# [Task directions]
Present the lines below as a Markdown table with two columns, Row and Line, numbering each line and omitting any blank lines.

(Data extracted from a collection)
>> start
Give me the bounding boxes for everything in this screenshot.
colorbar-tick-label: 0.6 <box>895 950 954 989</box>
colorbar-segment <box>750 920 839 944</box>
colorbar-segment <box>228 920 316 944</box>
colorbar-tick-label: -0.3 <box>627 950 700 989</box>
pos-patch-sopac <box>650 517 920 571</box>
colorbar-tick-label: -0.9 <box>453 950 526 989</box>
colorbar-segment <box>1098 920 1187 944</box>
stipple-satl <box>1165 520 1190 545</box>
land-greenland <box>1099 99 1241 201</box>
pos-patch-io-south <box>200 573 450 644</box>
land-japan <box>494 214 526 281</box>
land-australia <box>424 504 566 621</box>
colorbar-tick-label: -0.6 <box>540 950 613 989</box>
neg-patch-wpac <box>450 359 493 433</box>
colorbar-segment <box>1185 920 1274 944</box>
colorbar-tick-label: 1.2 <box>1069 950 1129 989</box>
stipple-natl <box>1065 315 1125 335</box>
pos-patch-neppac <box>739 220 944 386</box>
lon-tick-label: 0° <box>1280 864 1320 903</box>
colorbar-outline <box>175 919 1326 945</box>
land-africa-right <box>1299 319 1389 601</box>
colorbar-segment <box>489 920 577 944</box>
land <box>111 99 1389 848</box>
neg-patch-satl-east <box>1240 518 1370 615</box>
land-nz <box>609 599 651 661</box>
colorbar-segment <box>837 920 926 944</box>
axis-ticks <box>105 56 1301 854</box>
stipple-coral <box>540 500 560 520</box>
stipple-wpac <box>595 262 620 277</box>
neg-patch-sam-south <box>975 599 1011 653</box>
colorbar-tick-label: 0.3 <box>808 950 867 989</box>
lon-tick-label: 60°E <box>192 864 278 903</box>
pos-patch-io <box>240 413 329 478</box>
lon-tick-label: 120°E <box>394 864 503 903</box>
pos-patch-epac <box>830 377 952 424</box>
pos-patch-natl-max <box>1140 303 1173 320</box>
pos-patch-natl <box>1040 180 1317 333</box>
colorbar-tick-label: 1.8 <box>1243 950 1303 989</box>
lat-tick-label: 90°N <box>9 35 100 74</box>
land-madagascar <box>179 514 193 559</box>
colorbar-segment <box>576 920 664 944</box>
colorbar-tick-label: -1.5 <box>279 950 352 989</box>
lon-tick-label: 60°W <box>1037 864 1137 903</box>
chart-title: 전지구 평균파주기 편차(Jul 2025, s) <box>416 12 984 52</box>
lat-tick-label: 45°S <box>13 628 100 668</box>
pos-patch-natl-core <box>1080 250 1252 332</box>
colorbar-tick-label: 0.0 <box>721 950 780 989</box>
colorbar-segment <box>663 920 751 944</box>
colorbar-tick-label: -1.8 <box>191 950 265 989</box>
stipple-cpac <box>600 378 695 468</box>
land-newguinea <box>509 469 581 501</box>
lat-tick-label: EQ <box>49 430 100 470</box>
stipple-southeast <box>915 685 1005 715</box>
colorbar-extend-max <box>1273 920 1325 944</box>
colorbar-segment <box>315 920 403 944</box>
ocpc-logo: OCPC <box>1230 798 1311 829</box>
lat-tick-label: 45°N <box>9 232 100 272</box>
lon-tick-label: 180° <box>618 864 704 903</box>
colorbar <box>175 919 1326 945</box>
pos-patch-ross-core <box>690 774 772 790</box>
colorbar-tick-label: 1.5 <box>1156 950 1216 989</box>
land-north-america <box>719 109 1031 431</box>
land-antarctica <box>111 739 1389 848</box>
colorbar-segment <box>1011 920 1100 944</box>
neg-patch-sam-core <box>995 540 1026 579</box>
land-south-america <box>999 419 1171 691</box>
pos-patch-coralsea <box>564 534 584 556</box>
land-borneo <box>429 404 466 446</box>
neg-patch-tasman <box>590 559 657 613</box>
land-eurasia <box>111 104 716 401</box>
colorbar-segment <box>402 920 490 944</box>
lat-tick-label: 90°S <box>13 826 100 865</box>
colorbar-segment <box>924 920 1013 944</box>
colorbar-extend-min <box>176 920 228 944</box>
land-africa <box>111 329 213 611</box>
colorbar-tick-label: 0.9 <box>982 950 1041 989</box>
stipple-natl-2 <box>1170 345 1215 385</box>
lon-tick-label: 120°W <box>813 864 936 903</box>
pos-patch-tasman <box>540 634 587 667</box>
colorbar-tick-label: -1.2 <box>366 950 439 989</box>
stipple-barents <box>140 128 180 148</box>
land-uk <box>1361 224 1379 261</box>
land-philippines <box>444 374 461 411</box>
>> end
# [Output for this exercise]
| Row | Line |
|---|---|
| 1 | Give me the bounding boxes for everything in this screenshot. |
| 2 | colorbar-tick-label: 0.6 <box>895 950 954 989</box> |
| 3 | colorbar-segment <box>750 920 839 944</box> |
| 4 | colorbar-segment <box>228 920 316 944</box> |
| 5 | colorbar-tick-label: -0.3 <box>627 950 700 989</box> |
| 6 | pos-patch-sopac <box>650 517 920 571</box> |
| 7 | colorbar-tick-label: -0.9 <box>453 950 526 989</box> |
| 8 | colorbar-segment <box>1098 920 1187 944</box> |
| 9 | stipple-satl <box>1165 520 1190 545</box> |
| 10 | land-greenland <box>1099 99 1241 201</box> |
| 11 | pos-patch-io-south <box>200 573 450 644</box> |
| 12 | land-japan <box>494 214 526 281</box> |
| 13 | land-australia <box>424 504 566 621</box> |
| 14 | colorbar-tick-label: -0.6 <box>540 950 613 989</box> |
| 15 | neg-patch-wpac <box>450 359 493 433</box> |
| 16 | colorbar-segment <box>1185 920 1274 944</box> |
| 17 | colorbar-tick-label: 1.2 <box>1069 950 1129 989</box> |
| 18 | stipple-natl <box>1065 315 1125 335</box> |
| 19 | pos-patch-neppac <box>739 220 944 386</box> |
| 20 | lon-tick-label: 0° <box>1280 864 1320 903</box> |
| 21 | colorbar-outline <box>175 919 1326 945</box> |
| 22 | land-africa-right <box>1299 319 1389 601</box> |
| 23 | colorbar-segment <box>489 920 577 944</box> |
| 24 | land <box>111 99 1389 848</box> |
| 25 | neg-patch-satl-east <box>1240 518 1370 615</box> |
| 26 | land-nz <box>609 599 651 661</box> |
| 27 | colorbar-segment <box>837 920 926 944</box> |
| 28 | axis-ticks <box>105 56 1301 854</box> |
| 29 | stipple-coral <box>540 500 560 520</box> |
| 30 | stipple-wpac <box>595 262 620 277</box> |
| 31 | neg-patch-sam-south <box>975 599 1011 653</box> |
| 32 | colorbar-tick-label: 0.3 <box>808 950 867 989</box> |
| 33 | lon-tick-label: 60°E <box>192 864 278 903</box> |
| 34 | pos-patch-io <box>240 413 329 478</box> |
| 35 | lon-tick-label: 120°E <box>394 864 503 903</box> |
| 36 | pos-patch-epac <box>830 377 952 424</box> |
| 37 | pos-patch-natl-max <box>1140 303 1173 320</box> |
| 38 | pos-patch-natl <box>1040 180 1317 333</box> |
| 39 | colorbar-tick-label: 1.8 <box>1243 950 1303 989</box> |
| 40 | lat-tick-label: 90°N <box>9 35 100 74</box> |
| 41 | land-madagascar <box>179 514 193 559</box> |
| 42 | colorbar-segment <box>576 920 664 944</box> |
| 43 | colorbar-tick-label: -1.5 <box>279 950 352 989</box> |
| 44 | lon-tick-label: 60°W <box>1037 864 1137 903</box> |
| 45 | chart-title: 전지구 평균파주기 편차(Jul 2025, s) <box>416 12 984 52</box> |
| 46 | lat-tick-label: 45°S <box>13 628 100 668</box> |
| 47 | pos-patch-natl-core <box>1080 250 1252 332</box> |
| 48 | colorbar-tick-label: 0.0 <box>721 950 780 989</box> |
| 49 | colorbar-segment <box>663 920 751 944</box> |
| 50 | colorbar-tick-label: -1.8 <box>191 950 265 989</box> |
| 51 | stipple-cpac <box>600 378 695 468</box> |
| 52 | land-newguinea <box>509 469 581 501</box> |
| 53 | lat-tick-label: EQ <box>49 430 100 470</box> |
| 54 | stipple-southeast <box>915 685 1005 715</box> |
| 55 | colorbar-extend-max <box>1273 920 1325 944</box> |
| 56 | colorbar-segment <box>315 920 403 944</box> |
| 57 | ocpc-logo: OCPC <box>1230 798 1311 829</box> |
| 58 | lat-tick-label: 45°N <box>9 232 100 272</box> |
| 59 | lon-tick-label: 180° <box>618 864 704 903</box> |
| 60 | colorbar <box>175 919 1326 945</box> |
| 61 | pos-patch-ross-core <box>690 774 772 790</box> |
| 62 | colorbar-tick-label: 1.5 <box>1156 950 1216 989</box> |
| 63 | land-north-america <box>719 109 1031 431</box> |
| 64 | land-antarctica <box>111 739 1389 848</box> |
| 65 | colorbar-segment <box>1011 920 1100 944</box> |
| 66 | neg-patch-sam-core <box>995 540 1026 579</box> |
| 67 | land-south-america <box>999 419 1171 691</box> |
| 68 | pos-patch-coralsea <box>564 534 584 556</box> |
| 69 | land-borneo <box>429 404 466 446</box> |
| 70 | neg-patch-tasman <box>590 559 657 613</box> |
| 71 | land-eurasia <box>111 104 716 401</box> |
| 72 | colorbar-segment <box>402 920 490 944</box> |
| 73 | lat-tick-label: 90°S <box>13 826 100 865</box> |
| 74 | colorbar-segment <box>924 920 1013 944</box> |
| 75 | colorbar-extend-min <box>176 920 228 944</box> |
| 76 | land-africa <box>111 329 213 611</box> |
| 77 | colorbar-tick-label: 0.9 <box>982 950 1041 989</box> |
| 78 | stipple-natl-2 <box>1170 345 1215 385</box> |
| 79 | lon-tick-label: 120°W <box>813 864 936 903</box> |
| 80 | pos-patch-tasman <box>540 634 587 667</box> |
| 81 | colorbar-tick-label: -1.2 <box>366 950 439 989</box> |
| 82 | stipple-barents <box>140 128 180 148</box> |
| 83 | land-uk <box>1361 224 1379 261</box> |
| 84 | land-philippines <box>444 374 461 411</box> |